# Storage sheds



## archeryrob (Jul 30, 2021)

Toss up some pics of what you use for storage sheds. Once lumber prices come down low enough I am building a small one for cherry behind my smokehouse and a large one at the back of the properly to hold a lot of cords of fire wood for years. Considered a skid building for the back in case the neighbors behind me sold and some city person bought it and harassed me on set back I could move it.


----------



## Displaced Texan (Jul 30, 2021)

Jealous. I live in the suburbs on a sloping lot that floods at the edge of the property line with heavy rains. Maybe under my deck I could put a small shed. 

Following...


----------



## archeryrob (Jul 30, 2021)

I guess I should tell you I have a 8 x 22 deck that I dug 3/4 out flat as its in the second/back level and enclosed and store 3+ cord of wood in there for every year burning.   I had six stacks of 2 pallets stacked as one 80" wide, 8' long and about 5' tall. It only took two of the 6 stacks, 4 total pallets to fill the under deck storage.Two stacks was three loads in my 8' x 10' trailer with 18" sides

It is from two monstrous hack-berry trees I cut down two summer before. I don't want it rotting before I burn the last stack two years from now


----------



## Displaced Texan (Jul 30, 2021)

Ha, I have had to have some Aspens taken down. Not sure I want to smoke meat with Aspen though.


----------



## archeryrob (Jul 30, 2021)

I'd try it and worst case its fire pit wood.





						Aspen Wood? Neighbor uses it
					

Talking to a neighbor the other day and he says he smokes with Aspen. So I thought I would throw it out here since I can't get that out of my head and haven't found it listed on any of the "safe" woods lists anywhere.




					www.smokingmeatforums.com


----------



## Displaced Texan (Jul 30, 2021)

archeryrob said:


> I'd try it and worst case its fire pit wood.
> 
> 
> 
> ...


I should have known and done a search haha! Maybe I will try it. I split most of it last year.


----------



## archeryrob (Jul 30, 2021)

You got to watch some woods, like we have chokecherry. The white sap wood on the chokecherry starts rotting bad in a  year if left out uncovered. The hackberry, hickory, oak, locust and other just slip bark if out two years.


----------



## Displaced Texan (Jul 30, 2021)

Just clicked on your Smokehous link. Way out of my league! Very cool.


----------



## archeryrob (Jul 30, 2021)

Thanks, but its not that hard, just a lot of work to make. I might buy aluminum expanded metal and replace the grates on the shelves, the steel just rusts and will not stay seasoned becuase it is not hot enough like a grill. 

Also tear down the fire box and replace with two vaulted ovens stacked. Bottom to use for the smoke house. Top wih a back hole to the bottom so the bottom can use it as a chimney and a steel damper I can slide over the hole. I can also use the top one as a wood fired oven for deer roasts, chicken, turkey or pizza or bread.


----------



## BrianGSDTexoma (Jul 30, 2021)

archeryrob said:


> Once lumber prices come down


Wonder if it will come down.  Seems most time once they raise the price it pretty much stays there.


----------



## DRKsmoking (Jul 30, 2021)

Also looked at your smokehouse link, very nice and good design. 

  I built a shack  " Smokers Shack " to put my smoker into. That way
I can smoke in most weather that is handed to me. power for lights and music, lol

David





















"Also built mine on skids incase the neighbors said its to close for the smoke"

Always wanted to build one with a separate smoke chamber

David


----------



## SmokinAl (Jul 31, 2021)

Man that sounds fantastic to me!
I have very little storage for wood, so lots of times I trim the dead limbs out of the oak trees in my back yard & thats what I use for the day. 
Al


----------

Supplied information:
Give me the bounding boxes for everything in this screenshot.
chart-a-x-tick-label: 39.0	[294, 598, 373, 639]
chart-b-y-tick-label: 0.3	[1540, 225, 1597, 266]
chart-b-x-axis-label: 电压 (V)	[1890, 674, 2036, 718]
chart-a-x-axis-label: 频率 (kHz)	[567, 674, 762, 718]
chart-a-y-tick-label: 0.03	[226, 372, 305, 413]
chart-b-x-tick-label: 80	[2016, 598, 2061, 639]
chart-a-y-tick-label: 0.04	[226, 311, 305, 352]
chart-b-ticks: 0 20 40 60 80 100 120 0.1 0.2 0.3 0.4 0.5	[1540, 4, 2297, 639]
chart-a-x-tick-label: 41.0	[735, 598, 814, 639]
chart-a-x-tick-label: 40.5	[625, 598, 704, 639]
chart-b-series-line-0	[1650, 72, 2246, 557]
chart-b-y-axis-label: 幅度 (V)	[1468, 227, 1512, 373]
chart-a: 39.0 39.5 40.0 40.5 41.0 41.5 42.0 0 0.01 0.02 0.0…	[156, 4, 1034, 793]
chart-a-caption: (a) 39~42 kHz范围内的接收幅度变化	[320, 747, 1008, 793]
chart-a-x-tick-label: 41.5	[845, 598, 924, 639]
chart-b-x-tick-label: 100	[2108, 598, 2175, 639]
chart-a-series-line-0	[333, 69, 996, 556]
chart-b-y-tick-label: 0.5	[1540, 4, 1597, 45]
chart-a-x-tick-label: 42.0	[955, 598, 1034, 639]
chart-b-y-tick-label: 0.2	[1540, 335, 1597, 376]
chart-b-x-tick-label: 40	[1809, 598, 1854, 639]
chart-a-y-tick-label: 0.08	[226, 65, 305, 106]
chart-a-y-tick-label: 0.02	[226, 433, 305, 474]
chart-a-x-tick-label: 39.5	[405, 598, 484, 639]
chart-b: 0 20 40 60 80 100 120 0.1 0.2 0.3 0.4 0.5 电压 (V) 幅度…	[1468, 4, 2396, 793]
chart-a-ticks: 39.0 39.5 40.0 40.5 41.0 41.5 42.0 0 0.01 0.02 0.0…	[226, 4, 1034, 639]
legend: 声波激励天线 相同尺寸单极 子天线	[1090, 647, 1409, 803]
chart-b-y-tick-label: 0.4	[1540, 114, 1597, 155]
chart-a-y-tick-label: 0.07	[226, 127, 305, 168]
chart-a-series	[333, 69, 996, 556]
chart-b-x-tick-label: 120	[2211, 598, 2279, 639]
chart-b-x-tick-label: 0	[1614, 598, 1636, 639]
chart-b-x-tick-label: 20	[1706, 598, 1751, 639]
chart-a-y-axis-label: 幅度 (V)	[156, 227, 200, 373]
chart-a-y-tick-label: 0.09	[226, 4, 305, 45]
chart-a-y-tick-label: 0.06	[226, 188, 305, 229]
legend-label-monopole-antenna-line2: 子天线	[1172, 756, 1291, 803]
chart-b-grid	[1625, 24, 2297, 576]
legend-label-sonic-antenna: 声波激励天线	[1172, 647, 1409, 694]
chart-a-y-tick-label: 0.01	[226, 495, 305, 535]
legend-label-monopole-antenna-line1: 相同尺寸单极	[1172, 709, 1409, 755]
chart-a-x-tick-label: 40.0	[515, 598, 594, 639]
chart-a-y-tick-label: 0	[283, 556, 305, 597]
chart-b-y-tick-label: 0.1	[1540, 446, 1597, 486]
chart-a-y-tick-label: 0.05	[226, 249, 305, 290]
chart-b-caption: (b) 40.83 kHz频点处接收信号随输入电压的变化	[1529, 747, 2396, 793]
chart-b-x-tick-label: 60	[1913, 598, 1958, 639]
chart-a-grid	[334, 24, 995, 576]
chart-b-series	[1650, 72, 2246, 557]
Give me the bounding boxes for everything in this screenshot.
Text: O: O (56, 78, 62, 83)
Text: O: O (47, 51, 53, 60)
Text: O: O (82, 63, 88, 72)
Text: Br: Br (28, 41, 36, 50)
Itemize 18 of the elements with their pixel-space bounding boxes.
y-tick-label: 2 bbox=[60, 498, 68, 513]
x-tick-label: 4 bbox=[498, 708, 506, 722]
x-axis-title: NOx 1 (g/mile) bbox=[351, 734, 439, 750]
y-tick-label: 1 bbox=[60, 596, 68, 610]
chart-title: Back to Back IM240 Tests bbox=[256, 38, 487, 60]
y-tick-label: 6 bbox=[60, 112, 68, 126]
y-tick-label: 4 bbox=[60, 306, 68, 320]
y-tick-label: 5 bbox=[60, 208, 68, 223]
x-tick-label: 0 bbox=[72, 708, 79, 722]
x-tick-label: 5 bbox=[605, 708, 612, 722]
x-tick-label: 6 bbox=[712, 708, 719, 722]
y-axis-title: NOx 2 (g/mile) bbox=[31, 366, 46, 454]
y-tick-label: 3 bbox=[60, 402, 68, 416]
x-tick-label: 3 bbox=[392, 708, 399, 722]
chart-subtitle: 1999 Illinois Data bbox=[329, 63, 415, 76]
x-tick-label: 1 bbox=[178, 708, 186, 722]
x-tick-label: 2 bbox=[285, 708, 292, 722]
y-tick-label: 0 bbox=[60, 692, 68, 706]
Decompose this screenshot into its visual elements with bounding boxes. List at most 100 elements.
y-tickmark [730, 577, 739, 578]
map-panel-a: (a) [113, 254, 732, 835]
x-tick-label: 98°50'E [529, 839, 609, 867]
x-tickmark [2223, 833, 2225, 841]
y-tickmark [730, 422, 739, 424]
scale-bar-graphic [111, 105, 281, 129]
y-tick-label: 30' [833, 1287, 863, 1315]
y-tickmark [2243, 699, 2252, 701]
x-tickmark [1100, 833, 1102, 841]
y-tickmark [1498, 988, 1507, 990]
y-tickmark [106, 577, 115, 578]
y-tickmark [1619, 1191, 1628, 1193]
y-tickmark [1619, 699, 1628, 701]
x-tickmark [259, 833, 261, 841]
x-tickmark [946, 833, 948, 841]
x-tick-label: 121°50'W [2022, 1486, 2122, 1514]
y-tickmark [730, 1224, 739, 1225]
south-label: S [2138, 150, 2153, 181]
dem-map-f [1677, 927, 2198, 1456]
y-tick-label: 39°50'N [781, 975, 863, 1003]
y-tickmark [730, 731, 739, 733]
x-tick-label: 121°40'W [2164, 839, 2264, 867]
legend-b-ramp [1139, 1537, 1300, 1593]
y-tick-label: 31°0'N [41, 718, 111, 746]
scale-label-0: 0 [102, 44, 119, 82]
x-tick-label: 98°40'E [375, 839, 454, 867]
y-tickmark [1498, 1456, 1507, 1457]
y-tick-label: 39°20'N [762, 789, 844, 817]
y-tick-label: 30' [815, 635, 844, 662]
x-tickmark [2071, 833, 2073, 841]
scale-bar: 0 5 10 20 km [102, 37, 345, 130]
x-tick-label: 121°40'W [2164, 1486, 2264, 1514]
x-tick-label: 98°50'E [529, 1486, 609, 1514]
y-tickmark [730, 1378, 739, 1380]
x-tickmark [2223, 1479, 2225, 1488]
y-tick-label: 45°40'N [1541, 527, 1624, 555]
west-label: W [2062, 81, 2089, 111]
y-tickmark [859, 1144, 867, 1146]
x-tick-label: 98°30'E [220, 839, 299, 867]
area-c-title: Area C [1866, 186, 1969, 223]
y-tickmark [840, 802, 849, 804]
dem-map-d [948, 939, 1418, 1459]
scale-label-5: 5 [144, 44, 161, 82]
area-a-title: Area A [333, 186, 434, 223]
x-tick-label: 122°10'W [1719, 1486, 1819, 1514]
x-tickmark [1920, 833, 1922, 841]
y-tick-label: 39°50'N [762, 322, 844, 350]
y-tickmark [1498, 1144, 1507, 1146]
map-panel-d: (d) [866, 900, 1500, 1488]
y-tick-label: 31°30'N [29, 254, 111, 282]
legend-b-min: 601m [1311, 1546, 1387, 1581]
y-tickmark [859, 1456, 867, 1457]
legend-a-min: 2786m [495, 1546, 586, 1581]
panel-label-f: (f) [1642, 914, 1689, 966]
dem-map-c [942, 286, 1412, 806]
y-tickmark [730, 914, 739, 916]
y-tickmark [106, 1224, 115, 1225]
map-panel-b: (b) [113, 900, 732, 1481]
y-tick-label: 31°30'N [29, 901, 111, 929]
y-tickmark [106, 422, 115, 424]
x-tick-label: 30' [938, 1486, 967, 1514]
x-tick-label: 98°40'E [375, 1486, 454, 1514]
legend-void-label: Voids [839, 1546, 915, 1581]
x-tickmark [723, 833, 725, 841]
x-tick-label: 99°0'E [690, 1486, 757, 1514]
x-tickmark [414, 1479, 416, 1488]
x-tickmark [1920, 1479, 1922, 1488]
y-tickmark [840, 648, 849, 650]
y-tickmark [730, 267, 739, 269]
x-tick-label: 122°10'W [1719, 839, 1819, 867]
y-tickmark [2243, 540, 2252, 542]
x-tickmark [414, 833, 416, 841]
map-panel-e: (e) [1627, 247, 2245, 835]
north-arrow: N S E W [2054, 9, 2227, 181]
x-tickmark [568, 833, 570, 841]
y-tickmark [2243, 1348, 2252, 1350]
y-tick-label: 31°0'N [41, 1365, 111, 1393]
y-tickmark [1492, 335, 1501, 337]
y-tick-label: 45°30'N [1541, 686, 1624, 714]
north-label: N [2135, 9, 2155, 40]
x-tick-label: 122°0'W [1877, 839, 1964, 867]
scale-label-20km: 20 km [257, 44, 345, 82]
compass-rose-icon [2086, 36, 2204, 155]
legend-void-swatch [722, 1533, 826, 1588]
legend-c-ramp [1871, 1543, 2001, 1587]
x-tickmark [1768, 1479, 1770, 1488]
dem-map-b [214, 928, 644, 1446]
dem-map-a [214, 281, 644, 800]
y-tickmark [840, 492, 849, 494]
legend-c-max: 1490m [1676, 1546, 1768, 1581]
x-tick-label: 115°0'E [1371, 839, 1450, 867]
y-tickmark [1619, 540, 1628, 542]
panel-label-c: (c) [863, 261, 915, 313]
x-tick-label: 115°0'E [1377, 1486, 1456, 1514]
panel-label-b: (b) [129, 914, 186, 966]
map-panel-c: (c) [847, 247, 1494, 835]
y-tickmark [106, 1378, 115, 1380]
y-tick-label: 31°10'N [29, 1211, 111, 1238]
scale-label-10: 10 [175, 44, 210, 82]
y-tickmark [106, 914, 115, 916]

What to do:
1. In the storage sheds thread, what does archeryrob say he might buy to replace the grates on the smokehouse shelves?
2. Copy the storage sheds thread from "Also tear down" to "BrianGSDTexoma (Jul 30, 2021)".

Expected outputs:
1. Aluminum expanded metal.

2.
Also tear down the fire box and replace with two vaulted ovens stacked. Bottom to use for the smoke house. Top wih a back hole to the bottom so the bottom can use it as a chimney and a steel damper I can slide over the hole. I can also use the top one as a wood fired oven for deer roasts, chicken, turkey or pizza or bread.


----------



## BrianGSDTexoma (Jul 30, 2021)